**TO DO**
Reproduce all of the data below without alteration; exclude every picture.

## begin DATA LISTING

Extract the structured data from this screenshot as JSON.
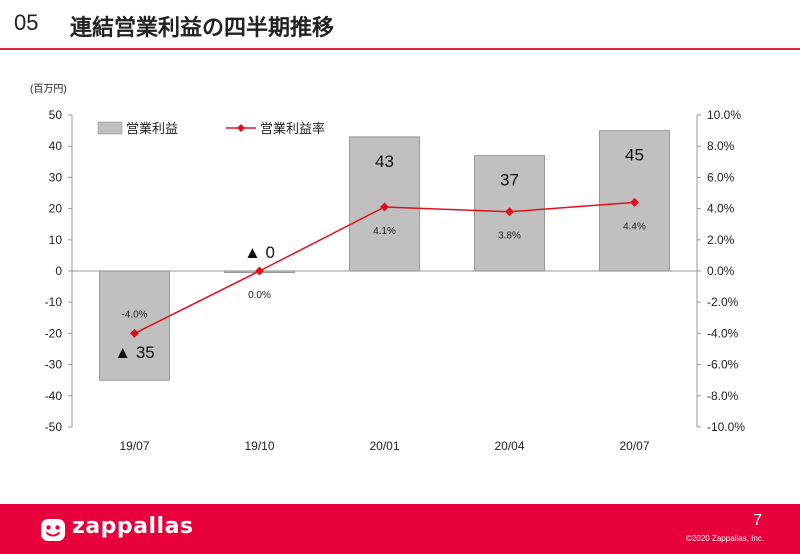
{
  "header": {
    "number": "05",
    "title": "連結営業利益の四半期推移"
  },
  "chart_data": {
    "type": "bar",
    "unit_label": "(百万円)",
    "categories": [
      "19/07",
      "19/10",
      "20/01",
      "20/04",
      "20/07"
    ],
    "series": [
      {
        "name": "営業利益",
        "kind": "bar",
        "axis": "left",
        "values": [
          -35,
          0,
          43,
          37,
          45
        ],
        "labels": [
          "▲ 35",
          "▲ 0",
          "43",
          "37",
          "45"
        ],
        "color": "#c0c0c0"
      },
      {
        "name": "営業利益率",
        "kind": "line",
        "axis": "right",
        "values": [
          -4.0,
          0.0,
          4.1,
          3.8,
          4.4
        ],
        "labels": [
          "-4.0%",
          "0.0%",
          "4.1%",
          "3.8%",
          "4.4%"
        ],
        "color": "#e0101e"
      }
    ],
    "y_left": {
      "min": -50,
      "max": 50,
      "step": 10,
      "ticks": [
        "-50",
        "-40",
        "-30",
        "-20",
        "-10",
        "0",
        "10",
        "20",
        "30",
        "40",
        "50"
      ]
    },
    "y_right": {
      "min": -10,
      "max": 10,
      "step": 2,
      "ticks": [
        "-10.0%",
        "-8.0%",
        "-6.0%",
        "-4.0%",
        "-2.0%",
        "0.0%",
        "2.0%",
        "4.0%",
        "6.0%",
        "8.0%",
        "10.0%"
      ]
    },
    "grid": false,
    "legend_position": "top-left"
  },
  "footer": {
    "brand": "zappallas",
    "page": "7",
    "copyright": "©2020 Zappallas, Inc."
  },
  "colors": {
    "accent": "#e8003d",
    "rule": "#e0243b"
  }
}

## end DATA LISTING

**OUTPUT BELOW**
Extract the structured data from this screenshot as JSON.
{
  "header": {
    "number": "05",
    "title": "連結営業利益の四半期推移"
  },
  "chart_data": {
    "type": "bar",
    "unit_label": "(百万円)",
    "categories": [
      "19/07",
      "19/10",
      "20/01",
      "20/04",
      "20/07"
    ],
    "series": [
      {
        "name": "営業利益",
        "kind": "bar",
        "axis": "left",
        "values": [
          -35,
          0,
          43,
          37,
          45
        ],
        "labels": [
          "▲ 35",
          "▲ 0",
          "43",
          "37",
          "45"
        ],
        "color": "#c0c0c0"
      },
      {
        "name": "営業利益率",
        "kind": "line",
        "axis": "right",
        "values": [
          -4.0,
          0.0,
          4.1,
          3.8,
          4.4
        ],
        "labels": [
          "-4.0%",
          "0.0%",
          "4.1%",
          "3.8%",
          "4.4%"
        ],
        "color": "#e0101e"
      }
    ],
    "y_left": {
      "min": -50,
      "max": 50,
      "step": 10,
      "ticks": [
        "-50",
        "-40",
        "-30",
        "-20",
        "-10",
        "0",
        "10",
        "20",
        "30",
        "40",
        "50"
      ]
    },
    "y_right": {
      "min": -10,
      "max": 10,
      "step": 2,
      "ticks": [
        "-10.0%",
        "-8.0%",
        "-6.0%",
        "-4.0%",
        "-2.0%",
        "0.0%",
        "2.0%",
        "4.0%",
        "6.0%",
        "8.0%",
        "10.0%"
      ]
    },
    "grid": false,
    "legend_position": "top-left"
  },
  "footer": {
    "brand": "zappallas",
    "page": "7",
    "copyright": "©2020 Zappallas, Inc."
  },
  "colors": {
    "accent": "#e8003d",
    "rule": "#e0243b"
  }
}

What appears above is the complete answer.